Check your understanding:
**A)** From the LaGrange Township text, output the passage from "As of the census" up to and including "size was 3.02." word for word.
**B)** List every racial category the LaGrange Township text gives for the township's 2000 racial makeup, with its percentage.

-------- Source extract

LaGrange Township is a civil township of Cass County in the U.S. state of Michigan. The population was 3,787 at the 2020 census.

==Geography==
LaGrange Township is located just northwest of the center of Cass County. It is bordered by the city of Dowagiac to the northwest. The village of Cassopolis, the Cass County seat, is in the southeast part of the township. The unincorporated community of LaGrange is in the center of the township, at the west end of LaGrange Lake.

According to the United States Census Bureau, the township has a total area of 89.7 km2, of which 85.9 km2 is land and 3.8 km2, or 4.19%, is water.

==Demographics==

As of the census of 2000, there were 3,340 people, 1,351 households, and 909 families residing in the township. The population density was 99.6 PD/sqmi. There were 1,607 housing units at an average density of 47.9 /sqmi. The racial makeup of the township was 72.69% White, 18.89% African American, 0.42% Native American, 2.22% Asian, 1.08% from other races, and 4.70% from two or more races. Hispanic or Latino of any race were 1.86% of the population.

There were 1,351 households, out of which 31.1% had children under the age of 18 living with them, 51.3% were married couples living together, 11.8% had a female householder with no husband present, and 32.7% were non-families. 28.3% of all households were made up of individuals, and 10.5% had someone living alone who was 65 years of age or older. The average household size was 2.47 and the average family size was 3.02.

----------------
-------- Data listing

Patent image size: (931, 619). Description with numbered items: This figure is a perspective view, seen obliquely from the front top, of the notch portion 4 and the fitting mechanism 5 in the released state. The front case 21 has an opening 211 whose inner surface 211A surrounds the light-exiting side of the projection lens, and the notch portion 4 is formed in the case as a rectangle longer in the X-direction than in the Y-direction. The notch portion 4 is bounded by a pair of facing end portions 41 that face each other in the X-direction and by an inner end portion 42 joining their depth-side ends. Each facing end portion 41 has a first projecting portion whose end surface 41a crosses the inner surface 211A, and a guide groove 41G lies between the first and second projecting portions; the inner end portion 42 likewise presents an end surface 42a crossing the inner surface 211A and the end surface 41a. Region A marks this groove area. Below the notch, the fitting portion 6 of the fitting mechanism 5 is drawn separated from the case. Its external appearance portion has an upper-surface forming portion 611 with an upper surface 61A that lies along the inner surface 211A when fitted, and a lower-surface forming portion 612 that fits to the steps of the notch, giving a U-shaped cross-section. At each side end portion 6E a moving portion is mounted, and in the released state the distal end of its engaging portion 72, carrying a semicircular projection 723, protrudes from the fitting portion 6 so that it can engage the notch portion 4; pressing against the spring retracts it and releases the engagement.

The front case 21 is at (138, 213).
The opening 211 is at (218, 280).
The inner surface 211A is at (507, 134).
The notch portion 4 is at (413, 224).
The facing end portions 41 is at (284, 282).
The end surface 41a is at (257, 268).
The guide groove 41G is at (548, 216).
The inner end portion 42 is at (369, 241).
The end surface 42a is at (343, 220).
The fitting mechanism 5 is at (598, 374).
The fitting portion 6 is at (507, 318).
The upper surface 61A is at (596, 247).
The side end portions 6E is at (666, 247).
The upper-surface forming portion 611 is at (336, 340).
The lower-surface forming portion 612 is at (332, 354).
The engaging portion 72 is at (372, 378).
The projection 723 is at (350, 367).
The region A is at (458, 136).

----------------

Answers:
**A)**
As of the census of 2000, there were 3,340 people, 1,351 households, and 909 families residing in the township. The population density was 99.6 PD/sqmi. There were 1,607 housing units at an average density of 47.9 /sqmi. The racial makeup of the township was 72.69% White, 18.89% African American, 0.42% Native American, 2.22% Asian, 1.08% from other races, and 4.70% from two or more races. Hispanic or Latino of any race were 1.86% of the population.

There were 1,351 households, out of which 31.1% had children under the age of 18 living with them, 51.3% were married couples living together, 11.8% had a female householder with no husband present, and 32.7% were non-families. 28.3% of all households were made up of individuals, and 10.5% had someone living alone who was 65 years of age or older. The average household size was 2.47 and the average family size was 3.02.

**B)**
White: 72.69%
African American: 18.89%
Native American: 0.42%
Asian: 2.22%
Other races: 1.08%
Two or more races: 4.70%